§ **TASK BRIEF**
Pictures should be excluded; otherwise, copy every entry exactly.

§ **ENTRIES SHOWN**

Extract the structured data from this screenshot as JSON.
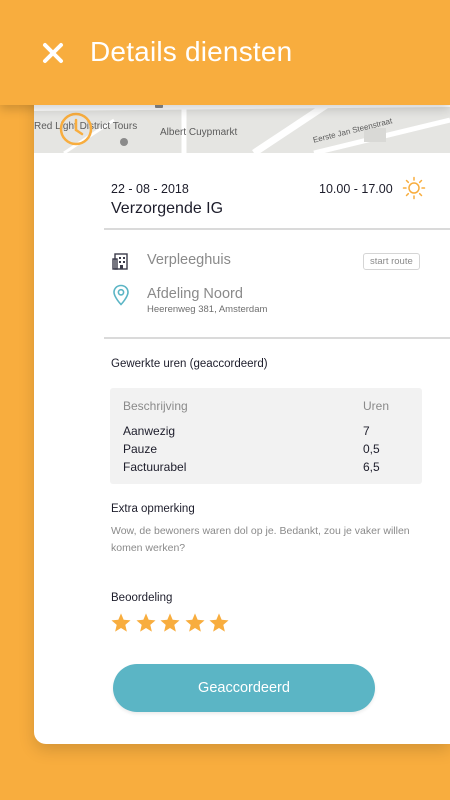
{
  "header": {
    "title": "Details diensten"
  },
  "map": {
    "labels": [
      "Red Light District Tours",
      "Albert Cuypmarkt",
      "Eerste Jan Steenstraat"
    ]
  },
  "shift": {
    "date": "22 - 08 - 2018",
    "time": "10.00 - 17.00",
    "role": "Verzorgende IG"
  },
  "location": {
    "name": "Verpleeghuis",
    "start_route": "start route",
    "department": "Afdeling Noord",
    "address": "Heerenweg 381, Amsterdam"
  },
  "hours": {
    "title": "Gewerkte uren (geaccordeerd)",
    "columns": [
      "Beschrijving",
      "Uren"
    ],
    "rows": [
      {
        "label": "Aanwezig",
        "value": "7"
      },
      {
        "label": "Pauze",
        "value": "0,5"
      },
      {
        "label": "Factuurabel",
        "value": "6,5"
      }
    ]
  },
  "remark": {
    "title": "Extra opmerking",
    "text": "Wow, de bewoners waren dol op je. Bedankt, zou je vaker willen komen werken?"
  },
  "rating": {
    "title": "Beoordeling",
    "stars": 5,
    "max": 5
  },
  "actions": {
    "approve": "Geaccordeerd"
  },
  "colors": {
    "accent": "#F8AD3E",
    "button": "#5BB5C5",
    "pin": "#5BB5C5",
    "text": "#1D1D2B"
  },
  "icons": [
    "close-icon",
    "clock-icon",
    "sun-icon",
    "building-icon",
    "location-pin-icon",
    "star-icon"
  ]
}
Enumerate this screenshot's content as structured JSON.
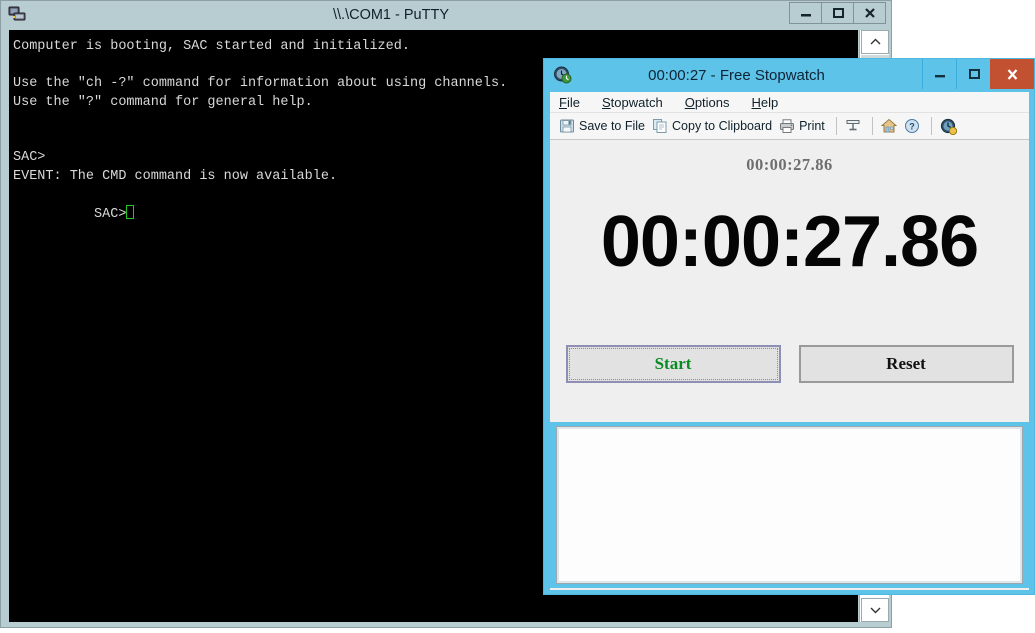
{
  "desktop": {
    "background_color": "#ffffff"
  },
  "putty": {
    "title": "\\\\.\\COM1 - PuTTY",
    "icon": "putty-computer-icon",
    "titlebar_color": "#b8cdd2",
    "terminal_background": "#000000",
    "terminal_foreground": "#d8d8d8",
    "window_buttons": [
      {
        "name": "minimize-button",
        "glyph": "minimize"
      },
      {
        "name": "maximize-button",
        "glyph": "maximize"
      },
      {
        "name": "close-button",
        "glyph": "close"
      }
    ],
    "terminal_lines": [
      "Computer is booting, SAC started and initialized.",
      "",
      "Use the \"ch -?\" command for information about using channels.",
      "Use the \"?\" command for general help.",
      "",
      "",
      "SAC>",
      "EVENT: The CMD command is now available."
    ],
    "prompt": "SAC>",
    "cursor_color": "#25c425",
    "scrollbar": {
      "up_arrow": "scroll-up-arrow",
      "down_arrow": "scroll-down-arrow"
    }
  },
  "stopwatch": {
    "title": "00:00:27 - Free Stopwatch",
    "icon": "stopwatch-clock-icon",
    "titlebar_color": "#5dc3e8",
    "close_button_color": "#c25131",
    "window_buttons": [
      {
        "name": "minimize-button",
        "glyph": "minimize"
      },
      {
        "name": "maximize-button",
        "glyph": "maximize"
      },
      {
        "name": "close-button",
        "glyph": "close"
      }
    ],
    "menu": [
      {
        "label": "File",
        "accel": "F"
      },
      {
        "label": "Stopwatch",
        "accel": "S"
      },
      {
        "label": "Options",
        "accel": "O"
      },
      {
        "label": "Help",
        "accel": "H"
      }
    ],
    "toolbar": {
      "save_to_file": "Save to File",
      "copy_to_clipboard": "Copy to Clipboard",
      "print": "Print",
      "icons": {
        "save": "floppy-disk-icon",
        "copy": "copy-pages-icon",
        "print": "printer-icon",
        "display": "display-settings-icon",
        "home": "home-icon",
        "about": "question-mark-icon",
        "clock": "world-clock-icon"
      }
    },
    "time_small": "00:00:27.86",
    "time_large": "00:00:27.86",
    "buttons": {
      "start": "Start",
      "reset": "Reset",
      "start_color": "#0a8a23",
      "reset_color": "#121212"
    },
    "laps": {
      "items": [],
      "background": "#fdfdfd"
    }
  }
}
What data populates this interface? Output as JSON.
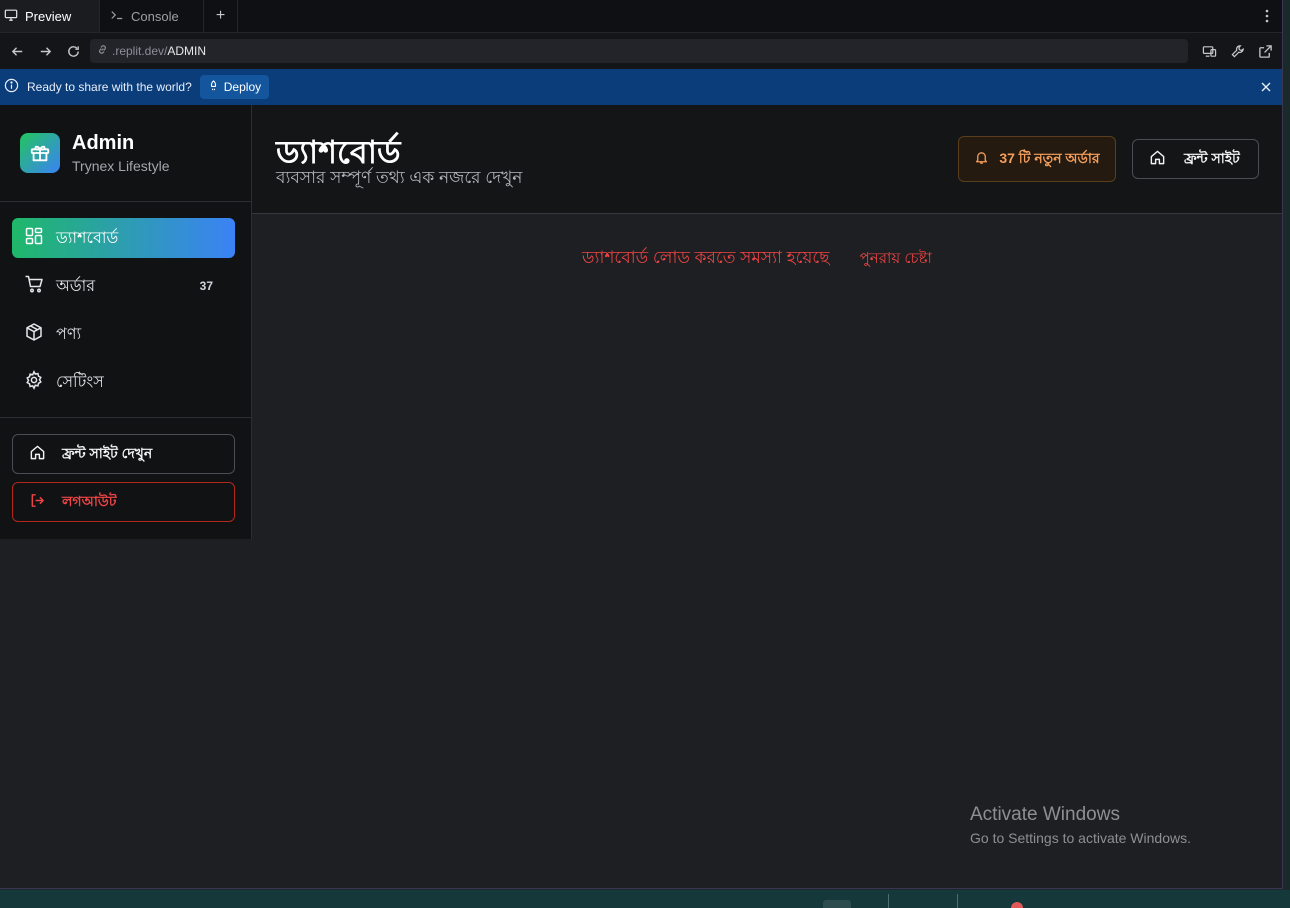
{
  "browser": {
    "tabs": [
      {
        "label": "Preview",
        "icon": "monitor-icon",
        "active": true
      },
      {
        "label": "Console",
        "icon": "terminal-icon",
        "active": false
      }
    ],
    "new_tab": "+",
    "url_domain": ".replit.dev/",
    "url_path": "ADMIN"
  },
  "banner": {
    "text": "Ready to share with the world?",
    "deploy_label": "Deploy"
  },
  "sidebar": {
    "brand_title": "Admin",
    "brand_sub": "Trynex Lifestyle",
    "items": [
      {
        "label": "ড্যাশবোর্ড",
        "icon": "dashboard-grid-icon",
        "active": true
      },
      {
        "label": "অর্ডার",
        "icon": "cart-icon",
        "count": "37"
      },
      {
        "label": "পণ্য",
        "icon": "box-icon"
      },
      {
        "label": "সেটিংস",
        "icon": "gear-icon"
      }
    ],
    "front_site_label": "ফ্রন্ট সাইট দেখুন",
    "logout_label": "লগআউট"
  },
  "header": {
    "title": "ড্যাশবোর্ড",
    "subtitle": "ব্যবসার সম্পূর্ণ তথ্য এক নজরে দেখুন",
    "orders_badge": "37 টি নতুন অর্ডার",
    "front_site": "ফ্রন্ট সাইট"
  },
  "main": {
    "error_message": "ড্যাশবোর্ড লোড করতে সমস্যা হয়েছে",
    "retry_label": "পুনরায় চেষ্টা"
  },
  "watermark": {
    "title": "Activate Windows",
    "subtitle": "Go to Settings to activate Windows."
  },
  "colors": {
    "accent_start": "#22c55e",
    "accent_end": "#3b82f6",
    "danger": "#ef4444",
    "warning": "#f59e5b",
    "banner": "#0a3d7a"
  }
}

§ **TASK ANSWER**
Extract the structured data from this screenshot as JSON.
{
  "header": {
    "title": "Details diensten"
  },
  "map": {
    "labels": [
      "Red Light District Tours",
      "Albert Cuypmarkt",
      "Eerste Jan Steenstraat"
    ]
  },
  "shift": {
    "date": "22 - 08 - 2018",
    "time": "10.00 - 17.00",
    "role": "Verzorgende IG"
  },
  "location": {
    "name": "Verpleeghuis",
    "start_route": "start route",
    "department": "Afdeling Noord",
    "address": "Heerenweg 381, Amsterdam"
  },
  "hours": {
    "title": "Gewerkte uren (geaccordeerd)",
    "columns": [
      "Beschrijving",
      "Uren"
    ],
    "rows": [
      {
        "label": "Aanwezig",
        "value": "7"
      },
      {
        "label": "Pauze",
        "value": "0,5"
      },
      {
        "label": "Factuurabel",
        "value": "6,5"
      }
    ]
  },
  "remark": {
    "title": "Extra opmerking",
    "text": "Wow, de bewoners waren dol op je. Bedankt, zou je vaker willen komen werken?"
  },
  "rating": {
    "title": "Beoordeling",
    "stars": 5,
    "max": 5
  },
  "actions": {
    "approve": "Geaccordeerd"
  },
  "colors": {
    "accent": "#F8AD3E",
    "button": "#5BB5C5",
    "pin": "#5BB5C5",
    "text": "#1D1D2B"
  },
  "icons": [
    "close-icon",
    "clock-icon",
    "sun-icon",
    "building-icon",
    "location-pin-icon",
    "star-icon"
  ]
}
Enumerate this screenshot's content as structured JSON.
{
  "desktop": {
    "background_color": "#ffffff"
  },
  "putty": {
    "title": "\\\\.\\COM1 - PuTTY",
    "icon": "putty-computer-icon",
    "titlebar_color": "#b8cdd2",
    "terminal_background": "#000000",
    "terminal_foreground": "#d8d8d8",
    "window_buttons": [
      {
        "name": "minimize-button",
        "glyph": "minimize"
      },
      {
        "name": "maximize-button",
        "glyph": "maximize"
      },
      {
        "name": "close-button",
        "glyph": "close"
      }
    ],
    "terminal_lines": [
      "Computer is booting, SAC started and initialized.",
      "",
      "Use the \"ch -?\" command for information about using channels.",
      "Use the \"?\" command for general help.",
      "",
      "",
      "SAC>",
      "EVENT: The CMD command is now available."
    ],
    "prompt": "SAC>",
    "cursor_color": "#25c425",
    "scrollbar": {
      "up_arrow": "scroll-up-arrow",
      "down_arrow": "scroll-down-arrow"
    }
  },
  "stopwatch": {
    "title": "00:00:27 - Free Stopwatch",
    "icon": "stopwatch-clock-icon",
    "titlebar_color": "#5dc3e8",
    "close_button_color": "#c25131",
    "window_buttons": [
      {
        "name": "minimize-button",
        "glyph": "minimize"
      },
      {
        "name": "maximize-button",
        "glyph": "maximize"
      },
      {
        "name": "close-button",
        "glyph": "close"
      }
    ],
    "menu": [
      {
        "label": "File",
        "accel": "F"
      },
      {
        "label": "Stopwatch",
        "accel": "S"
      },
      {
        "label": "Options",
        "accel": "O"
      },
      {
        "label": "Help",
        "accel": "H"
      }
    ],
    "toolbar": {
      "save_to_file": "Save to File",
      "copy_to_clipboard": "Copy to Clipboard",
      "print": "Print",
      "icons": {
        "save": "floppy-disk-icon",
        "copy": "copy-pages-icon",
        "print": "printer-icon",
        "display": "display-settings-icon",
        "home": "home-icon",
        "about": "question-mark-icon",
        "clock": "world-clock-icon"
      }
    },
    "time_small": "00:00:27.86",
    "time_large": "00:00:27.86",
    "buttons": {
      "start": "Start",
      "reset": "Reset",
      "start_color": "#0a8a23",
      "reset_color": "#121212"
    },
    "laps": {
      "items": [],
      "background": "#fdfdfd"
    }
  }
}
What data populates this interface? Output as JSON.
{
  "browser": {
    "tabs": [
      {
        "label": "Preview",
        "icon": "monitor-icon",
        "active": true
      },
      {
        "label": "Console",
        "icon": "terminal-icon",
        "active": false
      }
    ],
    "new_tab": "+",
    "url_domain": ".replit.dev/",
    "url_path": "ADMIN"
  },
  "banner": {
    "text": "Ready to share with the world?",
    "deploy_label": "Deploy"
  },
  "sidebar": {
    "brand_title": "Admin",
    "brand_sub": "Trynex Lifestyle",
    "items": [
      {
        "label": "ড্যাশবোর্ড",
        "icon": "dashboard-grid-icon",
        "active": true
      },
      {
        "label": "অর্ডার",
        "icon": "cart-icon",
        "count": "37"
      },
      {
        "label": "পণ্য",
        "icon": "box-icon"
      },
      {
        "label": "সেটিংস",
        "icon": "gear-icon"
      }
    ],
    "front_site_label": "ফ্রন্ট সাইট দেখুন",
    "logout_label": "লগআউট"
  },
  "header": {
    "title": "ড্যাশবোর্ড",
    "subtitle": "ব্যবসার সম্পূর্ণ তথ্য এক নজরে দেখুন",
    "orders_badge": "37 টি নতুন অর্ডার",
    "front_site": "ফ্রন্ট সাইট"
  },
  "main": {
    "error_message": "ড্যাশবোর্ড লোড করতে সমস্যা হয়েছে",
    "retry_label": "পুনরায় চেষ্টা"
  },
  "watermark": {
    "title": "Activate Windows",
    "subtitle": "Go to Settings to activate Windows."
  },
  "colors": {
    "accent_start": "#22c55e",
    "accent_end": "#3b82f6",
    "danger": "#ef4444",
    "warning": "#f59e5b",
    "banner": "#0a3d7a"
  }
}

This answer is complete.